▸ **Exercise task**
Restate the entries below verbatim.

▸ **Data listing**

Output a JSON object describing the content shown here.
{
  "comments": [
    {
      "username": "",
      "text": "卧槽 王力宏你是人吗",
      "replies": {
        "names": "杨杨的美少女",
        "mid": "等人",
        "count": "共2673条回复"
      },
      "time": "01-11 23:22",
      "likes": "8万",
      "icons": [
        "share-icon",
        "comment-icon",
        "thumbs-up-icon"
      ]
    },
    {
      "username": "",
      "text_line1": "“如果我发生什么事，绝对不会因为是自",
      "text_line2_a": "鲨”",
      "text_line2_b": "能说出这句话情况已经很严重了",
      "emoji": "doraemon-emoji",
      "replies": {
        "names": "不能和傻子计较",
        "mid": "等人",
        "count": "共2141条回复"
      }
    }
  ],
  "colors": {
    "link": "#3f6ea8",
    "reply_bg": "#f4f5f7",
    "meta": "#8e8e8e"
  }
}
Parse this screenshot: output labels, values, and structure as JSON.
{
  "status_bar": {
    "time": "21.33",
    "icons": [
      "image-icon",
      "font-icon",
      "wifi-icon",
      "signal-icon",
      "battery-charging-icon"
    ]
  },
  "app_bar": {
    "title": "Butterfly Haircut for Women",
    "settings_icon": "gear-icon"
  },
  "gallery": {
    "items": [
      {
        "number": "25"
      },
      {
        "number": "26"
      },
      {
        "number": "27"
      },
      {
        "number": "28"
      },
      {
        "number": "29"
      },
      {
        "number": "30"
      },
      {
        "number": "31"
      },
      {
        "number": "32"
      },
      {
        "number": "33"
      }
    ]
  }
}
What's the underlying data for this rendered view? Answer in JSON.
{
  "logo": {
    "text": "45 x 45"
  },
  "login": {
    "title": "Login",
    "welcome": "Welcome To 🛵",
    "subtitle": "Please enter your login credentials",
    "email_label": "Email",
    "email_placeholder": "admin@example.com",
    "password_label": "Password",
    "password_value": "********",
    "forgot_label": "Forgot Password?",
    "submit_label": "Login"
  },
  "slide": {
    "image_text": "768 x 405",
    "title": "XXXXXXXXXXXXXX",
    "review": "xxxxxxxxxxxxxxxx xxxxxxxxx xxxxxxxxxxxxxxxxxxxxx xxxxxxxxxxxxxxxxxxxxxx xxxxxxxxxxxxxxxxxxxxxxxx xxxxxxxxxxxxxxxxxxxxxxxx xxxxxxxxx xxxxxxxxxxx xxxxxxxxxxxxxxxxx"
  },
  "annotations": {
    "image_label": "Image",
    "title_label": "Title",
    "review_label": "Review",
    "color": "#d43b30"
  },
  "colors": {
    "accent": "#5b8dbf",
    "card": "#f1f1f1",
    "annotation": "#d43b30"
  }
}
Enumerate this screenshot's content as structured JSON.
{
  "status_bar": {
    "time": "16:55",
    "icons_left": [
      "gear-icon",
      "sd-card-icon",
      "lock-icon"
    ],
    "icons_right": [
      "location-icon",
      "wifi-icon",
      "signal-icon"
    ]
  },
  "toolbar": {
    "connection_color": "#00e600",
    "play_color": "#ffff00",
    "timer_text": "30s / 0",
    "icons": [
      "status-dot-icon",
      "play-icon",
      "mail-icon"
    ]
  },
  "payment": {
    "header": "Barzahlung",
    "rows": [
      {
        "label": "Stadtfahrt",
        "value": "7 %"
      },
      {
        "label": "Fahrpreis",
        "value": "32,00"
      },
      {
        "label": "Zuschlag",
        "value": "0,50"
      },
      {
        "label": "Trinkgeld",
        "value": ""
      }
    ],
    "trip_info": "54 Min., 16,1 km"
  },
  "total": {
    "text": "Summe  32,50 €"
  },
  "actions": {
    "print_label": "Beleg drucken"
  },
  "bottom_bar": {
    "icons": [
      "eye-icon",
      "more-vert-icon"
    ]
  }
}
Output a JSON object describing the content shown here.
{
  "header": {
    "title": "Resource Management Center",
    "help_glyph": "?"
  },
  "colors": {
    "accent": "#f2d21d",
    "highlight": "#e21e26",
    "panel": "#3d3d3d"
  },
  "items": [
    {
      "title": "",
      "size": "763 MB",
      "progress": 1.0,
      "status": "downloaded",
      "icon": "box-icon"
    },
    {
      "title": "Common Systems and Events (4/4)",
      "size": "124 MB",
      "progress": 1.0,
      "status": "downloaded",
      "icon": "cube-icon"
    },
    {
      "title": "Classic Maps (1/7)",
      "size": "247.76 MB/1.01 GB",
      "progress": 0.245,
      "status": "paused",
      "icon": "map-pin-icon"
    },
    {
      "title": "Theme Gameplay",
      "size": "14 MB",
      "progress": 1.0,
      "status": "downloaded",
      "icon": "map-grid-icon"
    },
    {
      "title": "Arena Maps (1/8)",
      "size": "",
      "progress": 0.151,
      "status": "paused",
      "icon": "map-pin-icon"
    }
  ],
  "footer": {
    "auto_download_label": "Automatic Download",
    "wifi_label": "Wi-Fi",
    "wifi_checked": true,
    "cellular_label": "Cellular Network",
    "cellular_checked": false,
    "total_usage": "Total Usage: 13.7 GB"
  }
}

▸ **Response**
Output a JSON object describing the content shown here.
{
  "comments": [
    {
      "username": "",
      "text": "卧槽 王力宏你是人吗",
      "replies": {
        "names": "杨杨的美少女",
        "mid": "等人",
        "count": "共2673条回复"
      },
      "time": "01-11 23:22",
      "likes": "8万",
      "icons": [
        "share-icon",
        "comment-icon",
        "thumbs-up-icon"
      ]
    },
    {
      "username": "",
      "text_line1": "“如果我发生什么事，绝对不会因为是自",
      "text_line2_a": "鲨”",
      "text_line2_b": "能说出这句话情况已经很严重了",
      "emoji": "doraemon-emoji",
      "replies": {
        "names": "不能和傻子计较",
        "mid": "等人",
        "count": "共2141条回复"
      }
    }
  ],
  "colors": {
    "link": "#3f6ea8",
    "reply_bg": "#f4f5f7",
    "meta": "#8e8e8e"
  }
}
Parse this screenshot: output labels, values, and structure as JSON.
{
  "status_bar": {
    "time": "21.33",
    "icons": [
      "image-icon",
      "font-icon",
      "wifi-icon",
      "signal-icon",
      "battery-charging-icon"
    ]
  },
  "app_bar": {
    "title": "Butterfly Haircut for Women",
    "settings_icon": "gear-icon"
  },
  "gallery": {
    "items": [
      {
        "number": "25"
      },
      {
        "number": "26"
      },
      {
        "number": "27"
      },
      {
        "number": "28"
      },
      {
        "number": "29"
      },
      {
        "number": "30"
      },
      {
        "number": "31"
      },
      {
        "number": "32"
      },
      {
        "number": "33"
      }
    ]
  }
}
What's the underlying data for this rendered view? Answer in JSON.
{
  "logo": {
    "text": "45 x 45"
  },
  "login": {
    "title": "Login",
    "welcome": "Welcome To 🛵",
    "subtitle": "Please enter your login credentials",
    "email_label": "Email",
    "email_placeholder": "admin@example.com",
    "password_label": "Password",
    "password_value": "********",
    "forgot_label": "Forgot Password?",
    "submit_label": "Login"
  },
  "slide": {
    "image_text": "768 x 405",
    "title": "XXXXXXXXXXXXXX",
    "review": "xxxxxxxxxxxxxxxx xxxxxxxxx xxxxxxxxxxxxxxxxxxxxx xxxxxxxxxxxxxxxxxxxxxx xxxxxxxxxxxxxxxxxxxxxxxx xxxxxxxxxxxxxxxxxxxxxxxx xxxxxxxxx xxxxxxxxxxx xxxxxxxxxxxxxxxxx"
  },
  "annotations": {
    "image_label": "Image",
    "title_label": "Title",
    "review_label": "Review",
    "color": "#d43b30"
  },
  "colors": {
    "accent": "#5b8dbf",
    "card": "#f1f1f1",
    "annotation": "#d43b30"
  }
}
Enumerate this screenshot's content as structured JSON.
{
  "status_bar": {
    "time": "16:55",
    "icons_left": [
      "gear-icon",
      "sd-card-icon",
      "lock-icon"
    ],
    "icons_right": [
      "location-icon",
      "wifi-icon",
      "signal-icon"
    ]
  },
  "toolbar": {
    "connection_color": "#00e600",
    "play_color": "#ffff00",
    "timer_text": "30s / 0",
    "icons": [
      "status-dot-icon",
      "play-icon",
      "mail-icon"
    ]
  },
  "payment": {
    "header": "Barzahlung",
    "rows": [
      {
        "label": "Stadtfahrt",
        "value": "7 %"
      },
      {
        "label": "Fahrpreis",
        "value": "32,00"
      },
      {
        "label": "Zuschlag",
        "value": "0,50"
      },
      {
        "label": "Trinkgeld",
        "value": ""
      }
    ],
    "trip_info": "54 Min., 16,1 km"
  },
  "total": {
    "text": "Summe  32,50 €"
  },
  "actions": {
    "print_label": "Beleg drucken"
  },
  "bottom_bar": {
    "icons": [
      "eye-icon",
      "more-vert-icon"
    ]
  }
}
Output a JSON object describing the content shown here.
{
  "header": {
    "title": "Resource Management Center",
    "help_glyph": "?"
  },
  "colors": {
    "accent": "#f2d21d",
    "highlight": "#e21e26",
    "panel": "#3d3d3d"
  },
  "items": [
    {
      "title": "",
      "size": "763 MB",
      "progress": 1.0,
      "status": "downloaded",
      "icon": "box-icon"
    },
    {
      "title": "Common Systems and Events (4/4)",
      "size": "124 MB",
      "progress": 1.0,
      "status": "downloaded",
      "icon": "cube-icon"
    },
    {
      "title": "Classic Maps (1/7)",
      "size": "247.76 MB/1.01 GB",
      "progress": 0.245,
      "status": "paused",
      "icon": "map-pin-icon"
    },
    {
      "title": "Theme Gameplay",
      "size": "14 MB",
      "progress": 1.0,
      "status": "downloaded",
      "icon": "map-grid-icon"
    },
    {
      "title": "Arena Maps (1/8)",
      "size": "",
      "progress": 0.151,
      "status": "paused",
      "icon": "map-pin-icon"
    }
  ],
  "footer": {
    "auto_download_label": "Automatic Download",
    "wifi_label": "Wi-Fi",
    "wifi_checked": true,
    "cellular_label": "Cellular Network",
    "cellular_checked": false,
    "total_usage": "Total Usage: 13.7 GB"
  }
}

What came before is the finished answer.